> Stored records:
* * * * * * * * *

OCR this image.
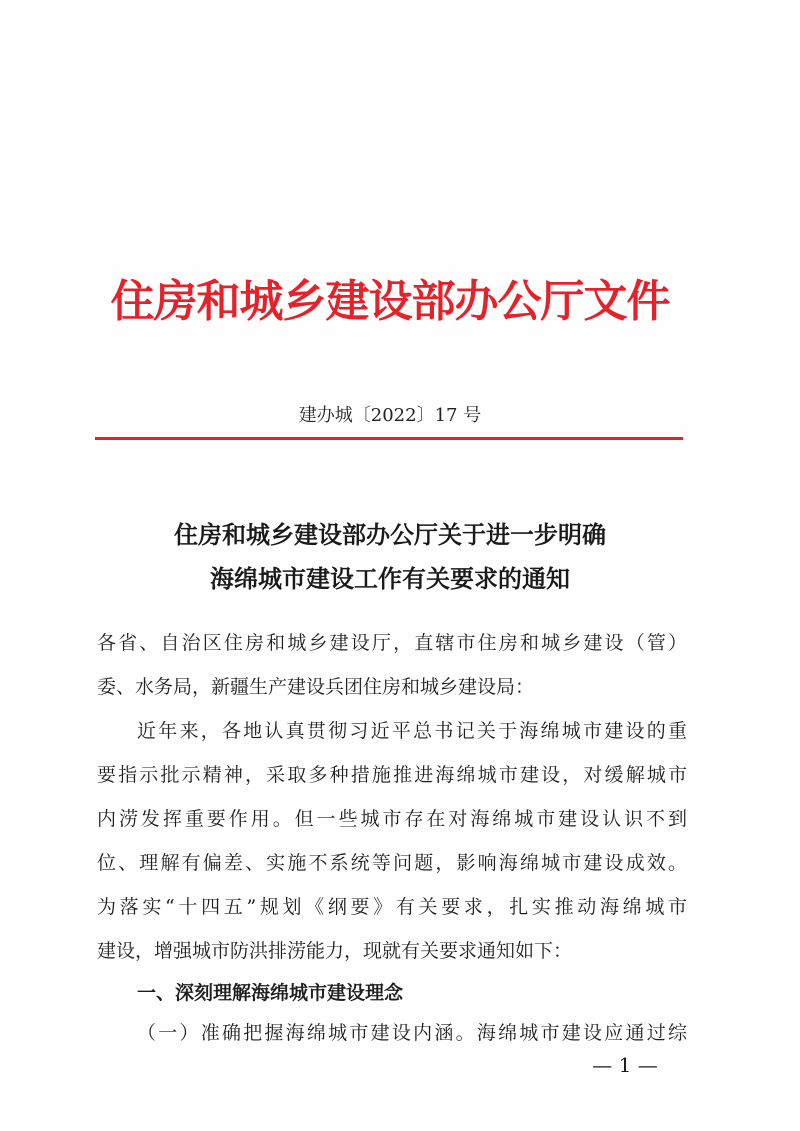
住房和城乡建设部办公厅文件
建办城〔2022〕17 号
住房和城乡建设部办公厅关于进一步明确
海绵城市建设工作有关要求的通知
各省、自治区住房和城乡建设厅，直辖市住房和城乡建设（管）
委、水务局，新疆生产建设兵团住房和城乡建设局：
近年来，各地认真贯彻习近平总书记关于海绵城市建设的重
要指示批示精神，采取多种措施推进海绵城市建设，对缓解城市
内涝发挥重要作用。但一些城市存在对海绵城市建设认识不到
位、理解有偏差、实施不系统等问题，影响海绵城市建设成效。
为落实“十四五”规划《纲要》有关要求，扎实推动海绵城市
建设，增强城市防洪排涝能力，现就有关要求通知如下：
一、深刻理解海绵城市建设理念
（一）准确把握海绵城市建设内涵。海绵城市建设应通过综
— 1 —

* * * * * * * * *

> Problem to work on: Omit each picture, then return all of the listing exactly as it stands.

> Output for this task:
OCR this image.
住房和城乡建设部办公厅文件
建办城〔2022〕17 号
住房和城乡建设部办公厅关于进一步明确
海绵城市建设工作有关要求的通知
各省、自治区住房和城乡建设厅，直辖市住房和城乡建设（管）
委、水务局，新疆生产建设兵团住房和城乡建设局：
近年来，各地认真贯彻习近平总书记关于海绵城市建设的重
要指示批示精神，采取多种措施推进海绵城市建设，对缓解城市
内涝发挥重要作用。但一些城市存在对海绵城市建设认识不到
位、理解有偏差、实施不系统等问题，影响海绵城市建设成效。
为落实“十四五”规划《纲要》有关要求，扎实推动海绵城市
建设，增强城市防洪排涝能力，现就有关要求通知如下：
一、深刻理解海绵城市建设理念
（一）准确把握海绵城市建设内涵。海绵城市建设应通过综
— 1 —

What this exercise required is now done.